- [Exercise description]: Pull out every line containing the string "神奇视频转GIF软件".

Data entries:
** start **
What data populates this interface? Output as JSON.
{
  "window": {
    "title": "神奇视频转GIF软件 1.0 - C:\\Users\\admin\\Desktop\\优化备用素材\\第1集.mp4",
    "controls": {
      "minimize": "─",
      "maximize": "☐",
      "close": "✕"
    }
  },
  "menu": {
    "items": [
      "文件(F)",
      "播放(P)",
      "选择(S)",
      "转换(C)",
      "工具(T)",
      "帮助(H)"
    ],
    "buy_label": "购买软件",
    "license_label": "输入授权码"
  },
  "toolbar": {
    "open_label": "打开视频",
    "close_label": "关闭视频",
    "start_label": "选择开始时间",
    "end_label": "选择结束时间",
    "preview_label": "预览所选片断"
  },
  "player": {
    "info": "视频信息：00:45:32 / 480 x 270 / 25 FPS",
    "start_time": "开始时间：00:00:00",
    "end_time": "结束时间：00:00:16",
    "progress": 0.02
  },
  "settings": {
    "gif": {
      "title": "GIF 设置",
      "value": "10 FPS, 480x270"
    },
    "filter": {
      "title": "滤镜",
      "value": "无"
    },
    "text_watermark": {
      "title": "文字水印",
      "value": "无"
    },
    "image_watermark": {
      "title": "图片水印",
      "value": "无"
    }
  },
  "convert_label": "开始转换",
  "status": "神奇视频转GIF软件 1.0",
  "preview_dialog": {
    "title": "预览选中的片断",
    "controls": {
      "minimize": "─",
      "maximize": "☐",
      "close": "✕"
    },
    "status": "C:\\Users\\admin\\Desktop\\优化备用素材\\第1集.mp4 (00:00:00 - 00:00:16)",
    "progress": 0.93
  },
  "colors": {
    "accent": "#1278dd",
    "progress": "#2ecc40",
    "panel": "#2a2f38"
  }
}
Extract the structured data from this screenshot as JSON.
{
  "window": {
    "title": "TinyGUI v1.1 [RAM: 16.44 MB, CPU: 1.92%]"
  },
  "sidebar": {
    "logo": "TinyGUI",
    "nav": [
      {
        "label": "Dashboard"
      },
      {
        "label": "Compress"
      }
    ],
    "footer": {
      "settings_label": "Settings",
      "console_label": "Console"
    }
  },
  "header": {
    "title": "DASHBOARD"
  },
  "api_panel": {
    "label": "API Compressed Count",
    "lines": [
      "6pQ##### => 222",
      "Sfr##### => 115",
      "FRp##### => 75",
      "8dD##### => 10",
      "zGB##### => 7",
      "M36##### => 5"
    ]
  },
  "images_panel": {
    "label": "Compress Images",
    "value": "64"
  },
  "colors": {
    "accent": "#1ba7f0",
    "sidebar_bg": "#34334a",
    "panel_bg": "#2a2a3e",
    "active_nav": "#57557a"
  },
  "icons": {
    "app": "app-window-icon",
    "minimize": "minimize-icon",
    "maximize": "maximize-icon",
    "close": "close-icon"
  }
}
** end **
- [Answer]:
    "title": "神奇视频转GIF软件 1.0 - C:\\Users\\admin\\Desktop\\优化备用素材\\第1集.mp4",
  "status": "神奇视频转GIF软件 1.0",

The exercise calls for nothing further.